Work to complete:
Write out each line exactly as it stands, please.

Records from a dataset
╔══

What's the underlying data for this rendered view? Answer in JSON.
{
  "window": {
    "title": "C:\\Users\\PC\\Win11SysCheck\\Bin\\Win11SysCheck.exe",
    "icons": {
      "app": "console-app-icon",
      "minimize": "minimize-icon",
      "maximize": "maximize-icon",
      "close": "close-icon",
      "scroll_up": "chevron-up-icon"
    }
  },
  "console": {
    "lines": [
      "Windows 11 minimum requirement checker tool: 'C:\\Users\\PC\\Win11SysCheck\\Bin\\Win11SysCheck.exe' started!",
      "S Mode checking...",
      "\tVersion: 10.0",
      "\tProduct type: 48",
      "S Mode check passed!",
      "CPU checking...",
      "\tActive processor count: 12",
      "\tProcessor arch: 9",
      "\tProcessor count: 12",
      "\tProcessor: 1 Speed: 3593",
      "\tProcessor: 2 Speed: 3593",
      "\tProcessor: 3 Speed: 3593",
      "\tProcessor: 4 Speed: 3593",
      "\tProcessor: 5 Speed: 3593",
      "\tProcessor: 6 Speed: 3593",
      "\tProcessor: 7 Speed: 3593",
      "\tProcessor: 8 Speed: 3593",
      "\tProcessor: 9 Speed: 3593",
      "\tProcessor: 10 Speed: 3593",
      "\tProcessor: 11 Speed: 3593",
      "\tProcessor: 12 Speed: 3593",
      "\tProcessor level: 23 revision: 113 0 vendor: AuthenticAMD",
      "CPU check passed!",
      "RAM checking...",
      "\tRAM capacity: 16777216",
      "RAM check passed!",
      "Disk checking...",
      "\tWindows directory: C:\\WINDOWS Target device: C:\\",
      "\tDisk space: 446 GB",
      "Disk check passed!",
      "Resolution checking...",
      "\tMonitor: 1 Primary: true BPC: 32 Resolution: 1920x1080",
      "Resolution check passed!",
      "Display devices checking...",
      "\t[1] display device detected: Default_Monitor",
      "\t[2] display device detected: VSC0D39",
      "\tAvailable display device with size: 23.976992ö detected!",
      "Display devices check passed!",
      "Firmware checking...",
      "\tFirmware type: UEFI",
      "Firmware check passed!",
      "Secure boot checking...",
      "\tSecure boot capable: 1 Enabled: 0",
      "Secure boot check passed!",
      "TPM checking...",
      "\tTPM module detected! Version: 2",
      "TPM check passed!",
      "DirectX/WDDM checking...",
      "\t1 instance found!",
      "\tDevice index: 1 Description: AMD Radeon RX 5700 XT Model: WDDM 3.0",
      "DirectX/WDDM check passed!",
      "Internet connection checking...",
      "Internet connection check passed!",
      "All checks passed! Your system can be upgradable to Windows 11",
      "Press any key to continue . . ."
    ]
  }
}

╚══

Expected answer:
What's the underlying data for this rendered view? Answer in JSON.
{
  "window": {
    "title": "C:\\Users\\PC\\Win11SysCheck\\Bin\\Win11SysCheck.exe",
    "icons": {
      "app": "console-app-icon",
      "minimize": "minimize-icon",
      "maximize": "maximize-icon",
      "close": "close-icon",
      "scroll_up": "chevron-up-icon"
    }
  },
  "console": {
    "lines": [
      "Windows 11 minimum requirement checker tool: 'C:\\Users\\PC\\Win11SysCheck\\Bin\\Win11SysCheck.exe' started!",
      "S Mode checking...",
      "\tVersion: 10.0",
      "\tProduct type: 48",
      "S Mode check passed!",
      "CPU checking...",
      "\tActive processor count: 12",
      "\tProcessor arch: 9",
      "\tProcessor count: 12",
      "\tProcessor: 1 Speed: 3593",
      "\tProcessor: 2 Speed: 3593",
      "\tProcessor: 3 Speed: 3593",
      "\tProcessor: 4 Speed: 3593",
      "\tProcessor: 5 Speed: 3593",
      "\tProcessor: 6 Speed: 3593",
      "\tProcessor: 7 Speed: 3593",
      "\tProcessor: 8 Speed: 3593",
      "\tProcessor: 9 Speed: 3593",
      "\tProcessor: 10 Speed: 3593",
      "\tProcessor: 11 Speed: 3593",
      "\tProcessor: 12 Speed: 3593",
      "\tProcessor level: 23 revision: 113 0 vendor: AuthenticAMD",
      "CPU check passed!",
      "RAM checking...",
      "\tRAM capacity: 16777216",
      "RAM check passed!",
      "Disk checking...",
      "\tWindows directory: C:\\WINDOWS Target device: C:\\",
      "\tDisk space: 446 GB",
      "Disk check passed!",
      "Resolution checking...",
      "\tMonitor: 1 Primary: true BPC: 32 Resolution: 1920x1080",
      "Resolution check passed!",
      "Display devices checking...",
      "\t[1] display device detected: Default_Monitor",
      "\t[2] display device detected: VSC0D39",
      "\tAvailable display device with size: 23.976992ö detected!",
      "Display devices check passed!",
      "Firmware checking...",
      "\tFirmware type: UEFI",
      "Firmware check passed!",
      "Secure boot checking...",
      "\tSecure boot capable: 1 Enabled: 0",
      "Secure boot check passed!",
      "TPM checking...",
      "\tTPM module detected! Version: 2",
      "TPM check passed!",
      "DirectX/WDDM checking...",
      "\t1 instance found!",
      "\tDevice index: 1 Description: AMD Radeon RX 5700 XT Model: WDDM 3.0",
      "DirectX/WDDM check passed!",
      "Internet connection checking...",
      "Internet connection check passed!",
      "All checks passed! Your system can be upgradable to Windows 11",
      "Press any key to continue . . ."
    ]
  }
}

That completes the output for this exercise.